## Figure record listings
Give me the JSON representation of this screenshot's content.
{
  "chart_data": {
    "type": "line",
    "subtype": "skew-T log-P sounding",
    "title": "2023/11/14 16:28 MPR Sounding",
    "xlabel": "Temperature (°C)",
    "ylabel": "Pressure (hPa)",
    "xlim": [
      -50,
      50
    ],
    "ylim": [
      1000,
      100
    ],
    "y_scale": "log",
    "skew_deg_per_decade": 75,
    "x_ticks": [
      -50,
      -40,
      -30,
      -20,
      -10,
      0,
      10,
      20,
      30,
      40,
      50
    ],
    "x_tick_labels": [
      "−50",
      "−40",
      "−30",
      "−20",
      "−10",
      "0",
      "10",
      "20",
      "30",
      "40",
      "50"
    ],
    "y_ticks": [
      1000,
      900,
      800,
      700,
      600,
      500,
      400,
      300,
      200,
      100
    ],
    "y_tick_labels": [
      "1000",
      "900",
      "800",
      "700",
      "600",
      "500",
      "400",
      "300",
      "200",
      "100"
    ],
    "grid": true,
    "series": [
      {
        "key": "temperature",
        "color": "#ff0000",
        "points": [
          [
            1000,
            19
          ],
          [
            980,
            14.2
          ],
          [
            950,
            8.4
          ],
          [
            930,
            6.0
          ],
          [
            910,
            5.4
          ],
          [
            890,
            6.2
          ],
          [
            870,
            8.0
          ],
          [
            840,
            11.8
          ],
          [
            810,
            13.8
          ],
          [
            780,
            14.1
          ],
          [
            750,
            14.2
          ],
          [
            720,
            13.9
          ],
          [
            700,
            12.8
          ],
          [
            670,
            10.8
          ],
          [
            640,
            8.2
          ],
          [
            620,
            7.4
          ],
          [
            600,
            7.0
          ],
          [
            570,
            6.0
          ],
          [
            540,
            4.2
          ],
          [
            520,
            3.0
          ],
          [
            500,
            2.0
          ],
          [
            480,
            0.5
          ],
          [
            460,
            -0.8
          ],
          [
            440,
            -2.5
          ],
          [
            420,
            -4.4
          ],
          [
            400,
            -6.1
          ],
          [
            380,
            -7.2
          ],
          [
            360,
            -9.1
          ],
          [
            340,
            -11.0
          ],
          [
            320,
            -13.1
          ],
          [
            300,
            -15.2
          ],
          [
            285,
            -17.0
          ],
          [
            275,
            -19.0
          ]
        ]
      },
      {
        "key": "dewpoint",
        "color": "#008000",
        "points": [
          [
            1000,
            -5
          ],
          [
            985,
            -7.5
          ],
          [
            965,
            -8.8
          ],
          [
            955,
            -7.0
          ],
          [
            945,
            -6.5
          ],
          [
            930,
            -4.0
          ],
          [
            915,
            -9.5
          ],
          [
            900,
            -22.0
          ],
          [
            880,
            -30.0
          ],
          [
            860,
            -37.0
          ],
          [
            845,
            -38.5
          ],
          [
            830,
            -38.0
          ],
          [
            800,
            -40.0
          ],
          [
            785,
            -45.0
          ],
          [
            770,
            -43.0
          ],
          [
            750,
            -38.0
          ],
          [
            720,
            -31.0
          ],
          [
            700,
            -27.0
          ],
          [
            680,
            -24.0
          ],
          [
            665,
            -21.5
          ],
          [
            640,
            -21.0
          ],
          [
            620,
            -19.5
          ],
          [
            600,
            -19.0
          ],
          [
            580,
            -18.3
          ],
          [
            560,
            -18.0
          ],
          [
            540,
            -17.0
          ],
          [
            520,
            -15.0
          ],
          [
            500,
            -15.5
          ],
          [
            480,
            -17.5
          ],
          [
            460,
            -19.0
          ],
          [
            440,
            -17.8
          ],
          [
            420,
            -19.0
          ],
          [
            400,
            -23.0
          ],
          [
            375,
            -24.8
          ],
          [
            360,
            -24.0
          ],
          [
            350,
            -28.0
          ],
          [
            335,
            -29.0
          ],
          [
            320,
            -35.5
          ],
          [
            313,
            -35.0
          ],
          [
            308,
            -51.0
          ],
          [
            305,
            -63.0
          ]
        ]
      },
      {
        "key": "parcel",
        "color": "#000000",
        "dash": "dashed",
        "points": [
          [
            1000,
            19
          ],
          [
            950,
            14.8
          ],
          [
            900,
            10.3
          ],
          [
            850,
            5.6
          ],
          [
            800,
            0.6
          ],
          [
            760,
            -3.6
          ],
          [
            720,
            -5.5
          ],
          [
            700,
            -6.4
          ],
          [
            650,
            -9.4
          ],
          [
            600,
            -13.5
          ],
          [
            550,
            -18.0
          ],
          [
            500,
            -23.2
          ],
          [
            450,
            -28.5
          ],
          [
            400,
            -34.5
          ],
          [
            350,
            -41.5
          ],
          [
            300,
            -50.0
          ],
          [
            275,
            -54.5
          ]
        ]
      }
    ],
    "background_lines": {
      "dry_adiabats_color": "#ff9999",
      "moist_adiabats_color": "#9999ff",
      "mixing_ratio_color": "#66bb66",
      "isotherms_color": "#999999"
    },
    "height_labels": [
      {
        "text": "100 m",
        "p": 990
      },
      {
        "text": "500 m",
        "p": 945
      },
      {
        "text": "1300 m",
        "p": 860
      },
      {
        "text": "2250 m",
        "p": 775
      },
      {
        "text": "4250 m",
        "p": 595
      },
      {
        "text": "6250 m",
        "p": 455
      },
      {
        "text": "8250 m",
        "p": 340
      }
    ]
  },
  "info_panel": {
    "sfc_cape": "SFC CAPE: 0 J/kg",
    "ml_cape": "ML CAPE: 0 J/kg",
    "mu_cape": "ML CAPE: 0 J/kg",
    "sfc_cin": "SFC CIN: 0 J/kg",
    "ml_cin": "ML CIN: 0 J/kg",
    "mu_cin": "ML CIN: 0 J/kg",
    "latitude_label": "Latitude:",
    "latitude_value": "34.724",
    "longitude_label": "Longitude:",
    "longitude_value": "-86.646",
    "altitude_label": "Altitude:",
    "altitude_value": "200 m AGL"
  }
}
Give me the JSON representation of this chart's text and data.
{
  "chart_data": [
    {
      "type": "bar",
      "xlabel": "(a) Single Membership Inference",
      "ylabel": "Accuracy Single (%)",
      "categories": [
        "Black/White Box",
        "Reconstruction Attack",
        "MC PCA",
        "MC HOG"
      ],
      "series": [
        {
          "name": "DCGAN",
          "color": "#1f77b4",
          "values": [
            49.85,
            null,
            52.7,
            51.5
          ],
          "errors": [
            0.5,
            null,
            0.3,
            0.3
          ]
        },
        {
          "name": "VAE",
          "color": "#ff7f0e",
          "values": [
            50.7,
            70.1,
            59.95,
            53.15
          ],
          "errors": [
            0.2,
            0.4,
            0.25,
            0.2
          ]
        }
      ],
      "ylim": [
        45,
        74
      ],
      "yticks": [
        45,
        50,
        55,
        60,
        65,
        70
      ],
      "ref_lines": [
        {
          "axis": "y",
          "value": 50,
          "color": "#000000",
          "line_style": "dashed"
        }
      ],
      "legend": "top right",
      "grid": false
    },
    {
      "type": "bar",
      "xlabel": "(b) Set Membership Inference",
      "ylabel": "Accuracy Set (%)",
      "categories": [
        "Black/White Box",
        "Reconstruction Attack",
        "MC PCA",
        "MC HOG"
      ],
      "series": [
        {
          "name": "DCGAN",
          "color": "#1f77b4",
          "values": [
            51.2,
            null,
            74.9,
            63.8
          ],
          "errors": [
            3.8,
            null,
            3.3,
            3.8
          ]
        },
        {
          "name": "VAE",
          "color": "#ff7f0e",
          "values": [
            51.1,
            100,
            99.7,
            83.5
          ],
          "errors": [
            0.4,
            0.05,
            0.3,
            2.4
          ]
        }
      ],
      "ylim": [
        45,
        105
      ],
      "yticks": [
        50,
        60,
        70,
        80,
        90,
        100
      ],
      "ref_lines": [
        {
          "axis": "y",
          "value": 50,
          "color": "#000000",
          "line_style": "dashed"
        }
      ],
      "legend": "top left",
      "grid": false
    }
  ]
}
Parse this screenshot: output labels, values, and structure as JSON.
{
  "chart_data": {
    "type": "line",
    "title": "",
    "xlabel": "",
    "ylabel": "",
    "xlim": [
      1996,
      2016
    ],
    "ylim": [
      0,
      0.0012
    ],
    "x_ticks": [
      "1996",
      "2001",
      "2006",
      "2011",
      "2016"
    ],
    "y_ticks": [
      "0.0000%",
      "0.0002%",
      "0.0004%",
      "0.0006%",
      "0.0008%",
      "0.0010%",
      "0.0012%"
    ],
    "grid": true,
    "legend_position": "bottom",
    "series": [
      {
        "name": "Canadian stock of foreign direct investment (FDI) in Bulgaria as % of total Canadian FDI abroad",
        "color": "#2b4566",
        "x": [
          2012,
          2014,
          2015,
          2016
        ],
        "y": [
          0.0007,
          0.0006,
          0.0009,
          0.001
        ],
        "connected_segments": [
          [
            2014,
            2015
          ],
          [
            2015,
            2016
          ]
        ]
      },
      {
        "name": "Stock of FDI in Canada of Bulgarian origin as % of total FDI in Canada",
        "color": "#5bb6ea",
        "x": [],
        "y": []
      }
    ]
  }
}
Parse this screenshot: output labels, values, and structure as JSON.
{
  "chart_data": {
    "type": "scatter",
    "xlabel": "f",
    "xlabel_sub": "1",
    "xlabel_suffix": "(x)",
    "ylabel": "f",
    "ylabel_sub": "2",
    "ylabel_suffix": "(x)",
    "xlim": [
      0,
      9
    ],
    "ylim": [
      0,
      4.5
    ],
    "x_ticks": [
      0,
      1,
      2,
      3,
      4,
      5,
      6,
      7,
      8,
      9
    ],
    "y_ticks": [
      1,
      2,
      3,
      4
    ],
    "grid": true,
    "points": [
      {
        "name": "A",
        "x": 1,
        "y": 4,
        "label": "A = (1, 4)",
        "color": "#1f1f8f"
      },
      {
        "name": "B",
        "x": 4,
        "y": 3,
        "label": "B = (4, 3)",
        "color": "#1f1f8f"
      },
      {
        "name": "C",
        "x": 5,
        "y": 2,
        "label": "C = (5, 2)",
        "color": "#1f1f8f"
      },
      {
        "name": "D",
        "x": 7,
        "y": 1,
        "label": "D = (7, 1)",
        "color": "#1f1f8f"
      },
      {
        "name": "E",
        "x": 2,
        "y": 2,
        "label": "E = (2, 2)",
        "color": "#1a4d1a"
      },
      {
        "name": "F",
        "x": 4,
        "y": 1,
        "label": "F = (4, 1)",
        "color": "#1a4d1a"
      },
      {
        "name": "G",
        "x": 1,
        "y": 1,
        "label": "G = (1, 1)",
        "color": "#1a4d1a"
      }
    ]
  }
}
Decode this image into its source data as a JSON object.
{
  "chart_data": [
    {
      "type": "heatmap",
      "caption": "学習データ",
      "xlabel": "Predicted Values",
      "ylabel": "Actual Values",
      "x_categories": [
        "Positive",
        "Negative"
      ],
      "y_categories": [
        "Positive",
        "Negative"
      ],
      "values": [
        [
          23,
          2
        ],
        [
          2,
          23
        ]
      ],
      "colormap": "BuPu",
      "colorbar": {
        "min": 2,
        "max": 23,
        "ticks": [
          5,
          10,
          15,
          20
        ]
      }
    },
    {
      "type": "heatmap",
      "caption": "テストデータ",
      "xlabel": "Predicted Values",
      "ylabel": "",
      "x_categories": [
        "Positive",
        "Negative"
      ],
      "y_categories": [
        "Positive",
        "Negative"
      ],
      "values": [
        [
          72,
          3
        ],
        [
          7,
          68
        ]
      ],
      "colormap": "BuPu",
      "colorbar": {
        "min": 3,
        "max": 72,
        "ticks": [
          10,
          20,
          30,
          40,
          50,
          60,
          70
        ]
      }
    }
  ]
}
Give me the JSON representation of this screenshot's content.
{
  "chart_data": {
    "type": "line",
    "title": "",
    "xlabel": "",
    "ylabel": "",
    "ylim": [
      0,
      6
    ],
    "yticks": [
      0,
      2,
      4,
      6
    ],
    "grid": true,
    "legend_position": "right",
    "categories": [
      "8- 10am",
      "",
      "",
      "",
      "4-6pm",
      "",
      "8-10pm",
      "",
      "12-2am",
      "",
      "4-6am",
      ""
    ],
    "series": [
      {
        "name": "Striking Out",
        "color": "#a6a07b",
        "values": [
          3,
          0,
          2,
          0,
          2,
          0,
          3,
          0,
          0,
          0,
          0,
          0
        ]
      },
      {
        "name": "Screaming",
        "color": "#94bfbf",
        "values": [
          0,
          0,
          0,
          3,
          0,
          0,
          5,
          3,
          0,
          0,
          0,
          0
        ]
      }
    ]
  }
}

## STATED PROBLEM
Gather every line from the entries above where the word "right" appears, and copy them.

## OUTPUT BELOW
      "legend": "top right",
    "legend_position": "right",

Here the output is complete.